— Start of Data supplied —
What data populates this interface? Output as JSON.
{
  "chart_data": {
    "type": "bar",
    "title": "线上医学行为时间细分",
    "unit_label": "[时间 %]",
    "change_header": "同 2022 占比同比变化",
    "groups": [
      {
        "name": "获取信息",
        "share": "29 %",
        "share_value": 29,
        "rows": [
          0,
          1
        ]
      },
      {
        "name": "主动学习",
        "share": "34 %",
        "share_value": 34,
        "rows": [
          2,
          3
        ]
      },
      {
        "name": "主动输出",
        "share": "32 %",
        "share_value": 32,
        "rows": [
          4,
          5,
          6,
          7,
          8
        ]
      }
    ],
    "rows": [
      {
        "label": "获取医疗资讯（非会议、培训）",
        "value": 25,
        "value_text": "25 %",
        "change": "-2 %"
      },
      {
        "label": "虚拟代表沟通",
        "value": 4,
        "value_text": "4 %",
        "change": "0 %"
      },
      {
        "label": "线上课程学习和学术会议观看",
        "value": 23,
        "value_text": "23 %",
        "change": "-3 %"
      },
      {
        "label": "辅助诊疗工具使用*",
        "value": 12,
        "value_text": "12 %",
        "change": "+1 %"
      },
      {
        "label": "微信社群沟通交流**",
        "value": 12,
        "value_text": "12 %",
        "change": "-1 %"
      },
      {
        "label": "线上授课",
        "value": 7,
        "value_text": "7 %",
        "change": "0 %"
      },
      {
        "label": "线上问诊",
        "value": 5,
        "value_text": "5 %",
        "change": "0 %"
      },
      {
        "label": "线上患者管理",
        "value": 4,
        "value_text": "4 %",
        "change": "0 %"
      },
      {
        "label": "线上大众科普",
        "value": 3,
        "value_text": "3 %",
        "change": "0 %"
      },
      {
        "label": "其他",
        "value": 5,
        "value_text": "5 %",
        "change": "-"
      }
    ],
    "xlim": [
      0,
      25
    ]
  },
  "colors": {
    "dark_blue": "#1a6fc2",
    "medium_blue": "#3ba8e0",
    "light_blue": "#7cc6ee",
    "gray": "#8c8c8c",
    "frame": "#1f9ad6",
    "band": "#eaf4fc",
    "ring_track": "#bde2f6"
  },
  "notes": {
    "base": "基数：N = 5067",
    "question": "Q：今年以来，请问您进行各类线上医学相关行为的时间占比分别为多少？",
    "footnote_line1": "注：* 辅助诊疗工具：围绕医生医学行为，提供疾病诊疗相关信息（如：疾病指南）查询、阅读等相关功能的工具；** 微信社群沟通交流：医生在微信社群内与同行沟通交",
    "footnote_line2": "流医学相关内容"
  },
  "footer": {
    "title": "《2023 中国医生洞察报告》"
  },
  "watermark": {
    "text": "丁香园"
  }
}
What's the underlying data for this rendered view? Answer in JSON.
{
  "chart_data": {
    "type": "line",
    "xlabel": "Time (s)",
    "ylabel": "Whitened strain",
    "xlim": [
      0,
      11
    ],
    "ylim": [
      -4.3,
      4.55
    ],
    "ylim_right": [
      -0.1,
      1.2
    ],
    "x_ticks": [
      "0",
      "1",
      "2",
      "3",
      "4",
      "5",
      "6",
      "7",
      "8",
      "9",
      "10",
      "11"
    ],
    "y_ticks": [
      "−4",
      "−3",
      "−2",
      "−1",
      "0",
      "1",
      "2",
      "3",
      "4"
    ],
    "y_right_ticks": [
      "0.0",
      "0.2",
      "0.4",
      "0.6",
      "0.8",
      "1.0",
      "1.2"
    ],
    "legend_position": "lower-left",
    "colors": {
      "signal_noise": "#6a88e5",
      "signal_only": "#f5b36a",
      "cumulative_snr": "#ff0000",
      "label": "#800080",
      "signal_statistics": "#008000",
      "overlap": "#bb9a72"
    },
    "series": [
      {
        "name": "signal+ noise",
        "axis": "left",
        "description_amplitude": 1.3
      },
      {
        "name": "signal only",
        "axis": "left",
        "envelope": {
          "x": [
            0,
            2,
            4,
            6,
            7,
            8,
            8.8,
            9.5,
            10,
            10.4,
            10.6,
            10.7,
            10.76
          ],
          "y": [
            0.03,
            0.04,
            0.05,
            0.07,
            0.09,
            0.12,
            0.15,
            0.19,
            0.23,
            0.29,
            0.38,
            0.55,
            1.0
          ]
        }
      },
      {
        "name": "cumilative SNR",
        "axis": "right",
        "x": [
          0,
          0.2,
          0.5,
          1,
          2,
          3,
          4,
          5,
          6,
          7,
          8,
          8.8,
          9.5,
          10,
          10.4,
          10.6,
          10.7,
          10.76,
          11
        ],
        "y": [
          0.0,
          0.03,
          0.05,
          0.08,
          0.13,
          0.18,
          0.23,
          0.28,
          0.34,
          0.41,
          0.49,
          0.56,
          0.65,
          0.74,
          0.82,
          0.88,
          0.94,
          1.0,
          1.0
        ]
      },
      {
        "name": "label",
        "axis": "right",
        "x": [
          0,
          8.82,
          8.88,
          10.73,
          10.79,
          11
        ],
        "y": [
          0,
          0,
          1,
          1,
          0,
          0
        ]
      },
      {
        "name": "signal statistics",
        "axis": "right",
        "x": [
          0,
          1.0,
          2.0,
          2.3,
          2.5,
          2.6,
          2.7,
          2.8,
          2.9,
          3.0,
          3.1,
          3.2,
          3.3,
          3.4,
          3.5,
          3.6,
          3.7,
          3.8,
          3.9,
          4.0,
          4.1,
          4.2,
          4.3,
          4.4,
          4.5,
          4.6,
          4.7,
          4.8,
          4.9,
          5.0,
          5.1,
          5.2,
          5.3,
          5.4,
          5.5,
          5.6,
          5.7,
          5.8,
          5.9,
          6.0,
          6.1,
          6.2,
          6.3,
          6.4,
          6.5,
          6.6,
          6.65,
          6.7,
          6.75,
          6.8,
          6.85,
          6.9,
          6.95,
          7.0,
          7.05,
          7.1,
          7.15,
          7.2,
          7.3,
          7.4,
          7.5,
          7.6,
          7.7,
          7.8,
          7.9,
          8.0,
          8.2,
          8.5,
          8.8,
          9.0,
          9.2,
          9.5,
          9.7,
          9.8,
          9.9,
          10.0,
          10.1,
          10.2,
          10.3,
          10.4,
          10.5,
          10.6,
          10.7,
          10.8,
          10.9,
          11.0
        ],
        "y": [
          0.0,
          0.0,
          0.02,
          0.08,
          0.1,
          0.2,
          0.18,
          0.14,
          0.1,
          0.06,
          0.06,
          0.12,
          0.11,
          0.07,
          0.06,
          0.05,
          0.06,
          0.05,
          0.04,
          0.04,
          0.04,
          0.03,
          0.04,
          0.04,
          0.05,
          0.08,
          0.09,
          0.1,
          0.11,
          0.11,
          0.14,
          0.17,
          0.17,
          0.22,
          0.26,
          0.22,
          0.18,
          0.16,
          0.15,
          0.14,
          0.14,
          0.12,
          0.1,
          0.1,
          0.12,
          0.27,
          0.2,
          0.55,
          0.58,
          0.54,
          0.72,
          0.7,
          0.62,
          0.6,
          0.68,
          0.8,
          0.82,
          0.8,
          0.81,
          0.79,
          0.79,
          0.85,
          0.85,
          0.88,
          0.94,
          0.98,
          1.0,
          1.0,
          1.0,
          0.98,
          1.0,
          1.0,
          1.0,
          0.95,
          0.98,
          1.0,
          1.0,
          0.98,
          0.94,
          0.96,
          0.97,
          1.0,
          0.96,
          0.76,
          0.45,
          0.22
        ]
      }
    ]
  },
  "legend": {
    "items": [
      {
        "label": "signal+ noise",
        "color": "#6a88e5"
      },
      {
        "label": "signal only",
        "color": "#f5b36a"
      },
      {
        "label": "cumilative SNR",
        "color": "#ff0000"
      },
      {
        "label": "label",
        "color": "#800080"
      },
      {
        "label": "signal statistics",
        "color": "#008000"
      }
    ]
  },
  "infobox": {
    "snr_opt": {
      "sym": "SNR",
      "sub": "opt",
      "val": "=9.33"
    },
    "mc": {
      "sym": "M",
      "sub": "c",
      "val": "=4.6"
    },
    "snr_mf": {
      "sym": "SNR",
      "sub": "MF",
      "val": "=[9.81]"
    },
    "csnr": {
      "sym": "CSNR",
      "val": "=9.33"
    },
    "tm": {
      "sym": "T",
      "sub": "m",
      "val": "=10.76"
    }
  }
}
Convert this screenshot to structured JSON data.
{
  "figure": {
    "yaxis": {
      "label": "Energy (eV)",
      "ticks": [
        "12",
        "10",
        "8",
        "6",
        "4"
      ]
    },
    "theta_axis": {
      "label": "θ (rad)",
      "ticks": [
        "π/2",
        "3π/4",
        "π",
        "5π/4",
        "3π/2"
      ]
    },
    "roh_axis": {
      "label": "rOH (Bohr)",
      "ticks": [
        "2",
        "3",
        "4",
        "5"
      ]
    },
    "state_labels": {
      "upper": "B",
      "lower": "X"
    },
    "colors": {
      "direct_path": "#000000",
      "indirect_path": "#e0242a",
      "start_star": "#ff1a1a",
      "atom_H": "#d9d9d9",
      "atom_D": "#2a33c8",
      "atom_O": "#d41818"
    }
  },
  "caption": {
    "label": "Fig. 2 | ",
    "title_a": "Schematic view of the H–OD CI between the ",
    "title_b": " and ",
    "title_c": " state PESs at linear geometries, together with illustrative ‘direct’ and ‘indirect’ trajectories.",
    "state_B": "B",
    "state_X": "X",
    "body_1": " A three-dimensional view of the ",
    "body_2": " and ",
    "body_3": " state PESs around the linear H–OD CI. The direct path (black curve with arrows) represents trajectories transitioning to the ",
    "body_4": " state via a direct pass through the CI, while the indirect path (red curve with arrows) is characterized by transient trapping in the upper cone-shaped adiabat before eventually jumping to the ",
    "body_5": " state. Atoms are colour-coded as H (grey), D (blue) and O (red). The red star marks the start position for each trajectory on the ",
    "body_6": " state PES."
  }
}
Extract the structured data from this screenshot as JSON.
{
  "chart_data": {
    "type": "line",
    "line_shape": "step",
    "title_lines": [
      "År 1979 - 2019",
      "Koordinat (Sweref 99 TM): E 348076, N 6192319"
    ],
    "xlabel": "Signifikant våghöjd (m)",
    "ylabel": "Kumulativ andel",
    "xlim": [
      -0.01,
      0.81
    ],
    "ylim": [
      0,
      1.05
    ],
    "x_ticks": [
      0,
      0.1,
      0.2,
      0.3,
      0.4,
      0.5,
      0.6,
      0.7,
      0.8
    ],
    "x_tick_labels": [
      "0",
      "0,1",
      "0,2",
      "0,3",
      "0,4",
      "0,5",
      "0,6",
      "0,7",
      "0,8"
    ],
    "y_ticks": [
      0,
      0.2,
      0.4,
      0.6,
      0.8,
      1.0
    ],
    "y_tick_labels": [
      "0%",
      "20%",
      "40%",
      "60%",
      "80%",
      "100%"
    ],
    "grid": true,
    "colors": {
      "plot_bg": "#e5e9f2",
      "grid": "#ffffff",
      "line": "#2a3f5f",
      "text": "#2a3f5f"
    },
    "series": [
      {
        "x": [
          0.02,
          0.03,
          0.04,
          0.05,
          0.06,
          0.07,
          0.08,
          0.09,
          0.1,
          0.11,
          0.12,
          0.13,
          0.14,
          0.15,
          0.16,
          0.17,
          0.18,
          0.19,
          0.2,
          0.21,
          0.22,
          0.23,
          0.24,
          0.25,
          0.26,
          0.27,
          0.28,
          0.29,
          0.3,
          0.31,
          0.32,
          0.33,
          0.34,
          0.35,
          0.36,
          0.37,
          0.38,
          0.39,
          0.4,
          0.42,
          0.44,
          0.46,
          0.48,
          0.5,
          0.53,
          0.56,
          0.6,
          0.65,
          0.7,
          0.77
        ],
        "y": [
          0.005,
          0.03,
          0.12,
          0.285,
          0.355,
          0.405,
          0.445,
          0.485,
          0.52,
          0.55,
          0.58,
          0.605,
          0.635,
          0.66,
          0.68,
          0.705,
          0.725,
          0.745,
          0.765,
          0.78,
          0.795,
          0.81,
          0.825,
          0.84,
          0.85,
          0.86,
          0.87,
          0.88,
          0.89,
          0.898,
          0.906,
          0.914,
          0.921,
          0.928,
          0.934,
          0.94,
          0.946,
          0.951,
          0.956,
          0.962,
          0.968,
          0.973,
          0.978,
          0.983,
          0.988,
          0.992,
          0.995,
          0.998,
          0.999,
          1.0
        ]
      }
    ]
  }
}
— End of Data supplied —
→ Directions
Find the lines that include the string "ylabel", then copy each of them.

→ Task response
    "ylabel": "Whitened strain",
    "ylabel": "Kumulativ andel",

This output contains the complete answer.